В очерке «Люди и положения», в абзаце, посвященном первому – 1915 года – впечатлению от стихов Ахматовой (оскорбленной позже тем, что он мало того что спутал название сборника, а еще и посвятил другим поэтам не абзац, а целые страницы), Пастернак пишет, что позавидовал тогда «автору, сумевшему такими простыми средствами удержать частицы действительности, в них занесенные». Их знакомство относится к 1922 году – в письме Цветаевой он отмечает редкую «чистоту внимания» Ахматовой: «она напоминает мне сестру». Сестра – ключевое для Пастернака слово: кроме названия книги, он одарял «сестрой» («ты такая сестра мне – жизнь») Цветаеву в разгаре их возвышенного, но чрезвычайно страстного эпистолярного романа. И в длинной, похожей на цельное эссе (и равной по длине его же выступлению на Антифашистском конгрессе в Париже) надписи Ахматовой на книге, вышедшей в 1922-м («Сестра моя жизнь»), авторские экземпляры которой он выборочно подарил нескольким поэтам (Маяковскому, Асееву, Брюсову, Кузмину, Мандельштаму), Пастернак опять отмечает их близость: 1) «поэту – товарищу по несчастью», 2) «дичливой, отроческой, и менее чем наполовину использованной впечатлительности», 3) «жертве критики, не умеющей чувствовать и пытающейся быть сочувственной», 4) «жертве … итогов и схем» – «с любовью от человека, который все силы свои положит на то, чтобы изгнать отвратительное слово „мастер“ из прижизненной обстановки…»

(Отметим вражду Пастернака к слову мастер в непосредственной близости с ключевым словом автографа – жертва.)

Надпись для Ахматовой, видимо, Пастернак считал особенно важной и значимой и поэтому подробно разъяснил ее еще раз в письме Юркуну: «Но я считаю родными себе тех людей, самый расцвет впечатлительности и способности выраженья коих совпал с началом войны». Пастернак – против аксиомы, что такая поэзия принадлежит «дореволюционности», «символизму, акмеизму, буржуазности» и проч. Он не хотел показаться Ахматовой «фамильярно-панибратствующим», но утвердил свое поэтическое родство и обосновал человеческую солидарность.

■ **НАБОР ДАННЫХ**:
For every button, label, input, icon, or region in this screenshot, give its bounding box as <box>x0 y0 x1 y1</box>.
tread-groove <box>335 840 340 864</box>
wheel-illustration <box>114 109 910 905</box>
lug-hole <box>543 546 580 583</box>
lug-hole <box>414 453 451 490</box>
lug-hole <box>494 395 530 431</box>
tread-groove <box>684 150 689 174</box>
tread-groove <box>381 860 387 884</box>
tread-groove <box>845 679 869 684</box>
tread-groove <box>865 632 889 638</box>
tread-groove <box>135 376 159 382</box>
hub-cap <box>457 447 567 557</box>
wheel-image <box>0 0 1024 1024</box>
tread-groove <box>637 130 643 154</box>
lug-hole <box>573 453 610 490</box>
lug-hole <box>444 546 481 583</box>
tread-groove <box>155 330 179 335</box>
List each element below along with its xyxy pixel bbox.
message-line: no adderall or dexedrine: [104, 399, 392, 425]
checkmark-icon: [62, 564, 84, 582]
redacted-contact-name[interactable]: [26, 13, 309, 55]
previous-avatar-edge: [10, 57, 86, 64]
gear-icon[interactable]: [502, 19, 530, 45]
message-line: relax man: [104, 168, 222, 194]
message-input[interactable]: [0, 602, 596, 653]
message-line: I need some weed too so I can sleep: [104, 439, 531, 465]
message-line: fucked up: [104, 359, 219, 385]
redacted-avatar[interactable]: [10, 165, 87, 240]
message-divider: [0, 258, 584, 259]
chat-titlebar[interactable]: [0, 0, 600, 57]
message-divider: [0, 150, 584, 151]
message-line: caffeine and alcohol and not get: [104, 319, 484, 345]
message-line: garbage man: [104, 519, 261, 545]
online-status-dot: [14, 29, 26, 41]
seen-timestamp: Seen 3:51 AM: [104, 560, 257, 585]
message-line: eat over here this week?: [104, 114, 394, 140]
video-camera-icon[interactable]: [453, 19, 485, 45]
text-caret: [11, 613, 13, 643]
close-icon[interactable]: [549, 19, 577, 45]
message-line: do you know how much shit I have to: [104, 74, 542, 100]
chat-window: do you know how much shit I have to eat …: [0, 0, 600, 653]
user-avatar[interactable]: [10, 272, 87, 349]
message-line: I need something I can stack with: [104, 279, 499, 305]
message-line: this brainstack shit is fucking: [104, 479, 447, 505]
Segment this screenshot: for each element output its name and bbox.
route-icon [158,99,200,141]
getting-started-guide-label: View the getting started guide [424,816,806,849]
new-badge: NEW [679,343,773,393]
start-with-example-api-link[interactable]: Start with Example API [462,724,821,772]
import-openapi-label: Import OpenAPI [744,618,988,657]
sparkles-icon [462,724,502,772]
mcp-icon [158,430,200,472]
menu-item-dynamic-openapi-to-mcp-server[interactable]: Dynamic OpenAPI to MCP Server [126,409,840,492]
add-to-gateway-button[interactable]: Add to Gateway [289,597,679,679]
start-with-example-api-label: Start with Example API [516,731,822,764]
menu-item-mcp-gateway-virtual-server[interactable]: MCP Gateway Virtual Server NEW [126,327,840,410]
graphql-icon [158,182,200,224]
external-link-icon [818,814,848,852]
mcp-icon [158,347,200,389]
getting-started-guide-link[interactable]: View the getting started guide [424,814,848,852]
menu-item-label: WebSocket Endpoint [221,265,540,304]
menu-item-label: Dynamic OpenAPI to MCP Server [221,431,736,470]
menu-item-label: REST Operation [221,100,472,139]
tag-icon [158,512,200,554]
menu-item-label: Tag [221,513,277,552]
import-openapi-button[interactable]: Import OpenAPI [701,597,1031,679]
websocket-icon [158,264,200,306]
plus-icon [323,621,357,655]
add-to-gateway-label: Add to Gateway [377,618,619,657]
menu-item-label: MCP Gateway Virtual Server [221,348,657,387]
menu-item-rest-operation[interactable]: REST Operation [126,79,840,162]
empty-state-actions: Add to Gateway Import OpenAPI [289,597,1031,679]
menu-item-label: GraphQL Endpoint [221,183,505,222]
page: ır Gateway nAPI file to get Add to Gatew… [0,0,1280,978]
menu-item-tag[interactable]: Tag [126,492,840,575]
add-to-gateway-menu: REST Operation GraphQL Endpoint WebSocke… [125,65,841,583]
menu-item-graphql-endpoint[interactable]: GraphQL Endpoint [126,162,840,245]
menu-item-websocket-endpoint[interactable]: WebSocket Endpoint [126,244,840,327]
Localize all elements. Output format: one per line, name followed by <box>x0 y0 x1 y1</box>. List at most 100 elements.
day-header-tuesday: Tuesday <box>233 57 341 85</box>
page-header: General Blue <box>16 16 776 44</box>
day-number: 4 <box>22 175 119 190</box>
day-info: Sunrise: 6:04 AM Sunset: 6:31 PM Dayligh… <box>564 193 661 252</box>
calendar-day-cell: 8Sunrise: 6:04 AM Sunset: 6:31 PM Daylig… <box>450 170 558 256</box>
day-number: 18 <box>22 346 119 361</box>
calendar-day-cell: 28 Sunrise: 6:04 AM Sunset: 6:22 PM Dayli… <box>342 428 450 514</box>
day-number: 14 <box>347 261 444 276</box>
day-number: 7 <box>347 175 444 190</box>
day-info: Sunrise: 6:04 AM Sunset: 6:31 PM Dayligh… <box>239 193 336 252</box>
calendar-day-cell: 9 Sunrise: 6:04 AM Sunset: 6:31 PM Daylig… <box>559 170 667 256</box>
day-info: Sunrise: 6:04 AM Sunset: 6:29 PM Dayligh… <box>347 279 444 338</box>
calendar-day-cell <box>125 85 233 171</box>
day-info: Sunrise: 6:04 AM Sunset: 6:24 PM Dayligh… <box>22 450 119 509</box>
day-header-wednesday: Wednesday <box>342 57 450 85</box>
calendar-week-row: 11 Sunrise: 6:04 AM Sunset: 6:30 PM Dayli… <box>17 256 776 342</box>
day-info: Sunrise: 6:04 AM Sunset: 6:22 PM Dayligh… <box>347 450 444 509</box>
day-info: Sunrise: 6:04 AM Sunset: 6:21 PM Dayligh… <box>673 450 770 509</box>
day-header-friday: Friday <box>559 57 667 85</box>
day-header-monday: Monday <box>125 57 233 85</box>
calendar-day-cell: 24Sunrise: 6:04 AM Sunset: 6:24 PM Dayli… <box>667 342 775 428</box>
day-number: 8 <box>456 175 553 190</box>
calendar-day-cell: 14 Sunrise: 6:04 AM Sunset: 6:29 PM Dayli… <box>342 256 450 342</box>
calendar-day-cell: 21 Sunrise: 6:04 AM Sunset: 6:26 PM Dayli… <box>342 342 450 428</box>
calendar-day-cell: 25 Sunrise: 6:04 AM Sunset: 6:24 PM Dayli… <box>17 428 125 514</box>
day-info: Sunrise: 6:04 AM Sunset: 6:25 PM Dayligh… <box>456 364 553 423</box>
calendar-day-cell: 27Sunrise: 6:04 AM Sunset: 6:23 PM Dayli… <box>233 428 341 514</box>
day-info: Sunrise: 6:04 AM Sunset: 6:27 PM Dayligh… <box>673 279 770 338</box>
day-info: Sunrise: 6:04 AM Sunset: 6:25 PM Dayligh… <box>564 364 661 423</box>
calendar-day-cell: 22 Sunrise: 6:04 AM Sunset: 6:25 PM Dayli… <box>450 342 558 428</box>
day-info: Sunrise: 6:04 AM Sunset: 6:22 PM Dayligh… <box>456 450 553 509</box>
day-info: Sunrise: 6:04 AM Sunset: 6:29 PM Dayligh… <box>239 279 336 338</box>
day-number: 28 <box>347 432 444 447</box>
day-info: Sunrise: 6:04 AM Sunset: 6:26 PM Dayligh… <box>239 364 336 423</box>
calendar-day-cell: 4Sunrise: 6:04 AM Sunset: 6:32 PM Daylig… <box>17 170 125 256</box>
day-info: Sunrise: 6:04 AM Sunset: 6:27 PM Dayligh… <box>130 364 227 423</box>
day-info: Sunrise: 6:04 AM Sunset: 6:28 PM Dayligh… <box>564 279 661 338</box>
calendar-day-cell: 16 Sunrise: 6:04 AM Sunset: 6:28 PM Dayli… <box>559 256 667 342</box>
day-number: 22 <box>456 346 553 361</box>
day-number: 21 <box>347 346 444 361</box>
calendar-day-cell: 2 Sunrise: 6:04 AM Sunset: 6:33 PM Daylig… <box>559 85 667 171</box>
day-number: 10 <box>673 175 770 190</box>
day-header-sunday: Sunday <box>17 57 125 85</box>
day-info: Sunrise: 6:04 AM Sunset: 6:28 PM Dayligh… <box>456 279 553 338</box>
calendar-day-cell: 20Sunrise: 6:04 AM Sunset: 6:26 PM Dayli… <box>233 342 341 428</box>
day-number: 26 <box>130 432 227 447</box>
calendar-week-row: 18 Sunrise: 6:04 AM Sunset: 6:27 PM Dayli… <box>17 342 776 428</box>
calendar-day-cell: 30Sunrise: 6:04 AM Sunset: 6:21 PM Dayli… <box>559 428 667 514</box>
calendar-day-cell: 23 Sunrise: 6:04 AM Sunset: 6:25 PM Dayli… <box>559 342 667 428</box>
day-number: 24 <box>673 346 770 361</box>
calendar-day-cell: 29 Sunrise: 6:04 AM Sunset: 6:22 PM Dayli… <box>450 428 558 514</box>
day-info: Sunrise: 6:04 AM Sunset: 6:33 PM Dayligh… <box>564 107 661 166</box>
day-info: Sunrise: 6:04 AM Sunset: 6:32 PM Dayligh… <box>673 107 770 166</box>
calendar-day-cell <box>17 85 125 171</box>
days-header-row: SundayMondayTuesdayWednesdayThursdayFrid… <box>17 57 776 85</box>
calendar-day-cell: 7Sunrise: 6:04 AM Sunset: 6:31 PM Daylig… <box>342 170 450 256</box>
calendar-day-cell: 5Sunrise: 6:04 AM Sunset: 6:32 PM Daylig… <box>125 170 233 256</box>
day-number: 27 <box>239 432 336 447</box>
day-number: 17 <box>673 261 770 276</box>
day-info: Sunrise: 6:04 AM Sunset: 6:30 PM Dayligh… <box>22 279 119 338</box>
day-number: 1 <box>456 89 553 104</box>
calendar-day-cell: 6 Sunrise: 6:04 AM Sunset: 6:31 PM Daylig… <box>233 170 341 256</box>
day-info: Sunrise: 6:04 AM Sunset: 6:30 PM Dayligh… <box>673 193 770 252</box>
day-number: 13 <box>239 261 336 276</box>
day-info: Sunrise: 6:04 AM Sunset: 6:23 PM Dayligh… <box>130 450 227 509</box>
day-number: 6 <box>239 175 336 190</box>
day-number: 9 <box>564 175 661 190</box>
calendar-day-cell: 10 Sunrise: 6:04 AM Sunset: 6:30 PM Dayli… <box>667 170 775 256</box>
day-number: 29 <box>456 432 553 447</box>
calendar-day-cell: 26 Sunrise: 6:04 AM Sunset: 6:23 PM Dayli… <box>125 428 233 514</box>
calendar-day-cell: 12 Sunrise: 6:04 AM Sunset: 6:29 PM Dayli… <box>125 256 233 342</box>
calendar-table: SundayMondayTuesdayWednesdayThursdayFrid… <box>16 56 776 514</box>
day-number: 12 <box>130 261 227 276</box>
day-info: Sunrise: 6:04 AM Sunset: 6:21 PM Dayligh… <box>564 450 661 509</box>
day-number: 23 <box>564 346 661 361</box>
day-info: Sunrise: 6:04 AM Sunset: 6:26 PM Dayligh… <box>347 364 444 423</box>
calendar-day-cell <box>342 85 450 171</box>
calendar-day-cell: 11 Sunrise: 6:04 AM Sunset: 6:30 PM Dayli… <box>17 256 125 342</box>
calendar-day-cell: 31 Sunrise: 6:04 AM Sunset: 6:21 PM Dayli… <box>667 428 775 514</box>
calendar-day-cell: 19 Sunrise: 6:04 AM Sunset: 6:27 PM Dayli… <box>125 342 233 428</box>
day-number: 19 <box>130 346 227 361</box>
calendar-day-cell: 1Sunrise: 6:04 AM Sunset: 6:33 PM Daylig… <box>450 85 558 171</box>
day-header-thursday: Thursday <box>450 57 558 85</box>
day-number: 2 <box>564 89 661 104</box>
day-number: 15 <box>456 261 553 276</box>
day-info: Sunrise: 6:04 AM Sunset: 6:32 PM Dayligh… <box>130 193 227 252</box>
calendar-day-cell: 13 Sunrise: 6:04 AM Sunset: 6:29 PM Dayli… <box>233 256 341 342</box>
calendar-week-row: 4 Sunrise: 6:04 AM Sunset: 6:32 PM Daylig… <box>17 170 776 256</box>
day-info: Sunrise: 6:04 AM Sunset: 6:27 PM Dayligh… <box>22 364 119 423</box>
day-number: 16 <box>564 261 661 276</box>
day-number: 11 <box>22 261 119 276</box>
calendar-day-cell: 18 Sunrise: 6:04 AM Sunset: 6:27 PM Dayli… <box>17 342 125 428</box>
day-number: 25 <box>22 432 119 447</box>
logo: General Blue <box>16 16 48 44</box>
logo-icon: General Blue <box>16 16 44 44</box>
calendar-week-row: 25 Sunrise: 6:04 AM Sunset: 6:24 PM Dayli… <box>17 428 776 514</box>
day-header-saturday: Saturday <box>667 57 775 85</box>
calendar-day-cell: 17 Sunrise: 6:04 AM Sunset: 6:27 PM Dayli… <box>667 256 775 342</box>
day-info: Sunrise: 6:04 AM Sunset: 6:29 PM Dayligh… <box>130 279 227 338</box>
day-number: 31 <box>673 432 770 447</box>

■ **ЗАДАНИЯ**:
a - Перепиши слово в слово записи с самого их начала по строку с "gear-icon[interactable]: [502, 19, 530, 45]" включительно.
b - Продолжи текст о надписи Пастернака Ахматовой, начав сразу после его последнего предложения.

■ **РЕЗУЛЬТАТЫ**:
a -
For every button, label, input, icon, or region in this screenshot, give its bounding box as <box>x0 y0 x1 y1</box>.
tread-groove <box>335 840 340 864</box>
wheel-illustration <box>114 109 910 905</box>
lug-hole <box>543 546 580 583</box>
lug-hole <box>414 453 451 490</box>
lug-hole <box>494 395 530 431</box>
tread-groove <box>684 150 689 174</box>
tread-groove <box>381 860 387 884</box>
tread-groove <box>845 679 869 684</box>
tread-groove <box>865 632 889 638</box>
tread-groove <box>135 376 159 382</box>
hub-cap <box>457 447 567 557</box>
wheel-image <box>0 0 1024 1024</box>
tread-groove <box>637 130 643 154</box>
lug-hole <box>573 453 610 490</box>
lug-hole <box>444 546 481 583</box>
tread-groove <box>155 330 179 335</box>
List each element below along with its xyxy pixel bbox.
message-line: no adderall or dexedrine: [104, 399, 392, 425]
checkmark-icon: [62, 564, 84, 582]
redacted-contact-name[interactable]: [26, 13, 309, 55]
previous-avatar-edge: [10, 57, 86, 64]
gear-icon[interactable]: [502, 19, 530, 45]

b -
Удаленность поэтики акмеистки от «футуриста» не мешает последнему испытывать радость от стихов первой. Чем дальше в 20-е, тем больше понимания – сближает их еще и появившийся в жизни Ахматовой Пунин. Сфера его интересов в искусстве ближе к интересам Пастернака и его круга. Пунин активно участвует в строительстве нового искусства, являясь его непосредственным организатором и интерпретатором.

В 1926-м, после приезда Ахматовой с Пуниным в Москву, Пастернак в письме И. Груздеву характеризует ее так: «изумительный поэт, человек вне всякого описанья, молода, вполне своя, наша, блистающий глаз нашего поколения»; и еще: «явленье это так чудесно в своей красоте и стройности». Ахматова дарит ему свою фотокарточку – Пастернак отвечает сердечным письмом. А сама Ахматова, которая, как известно, терпеть не могла писать писем (за исключением, как открылось в наши дни, одного адресата – Н. Н. Пунина), Пастернаку не пишет, зато описывает природу по Пастернаку в письме 27 мая 1927 года Пунину: «День студеный и ненастный, льет дождь. Липы, что перед окном, еще совсем черны, клены чуть зазеленели, и весь сад мечется под ветром, как в стихах Пастернака».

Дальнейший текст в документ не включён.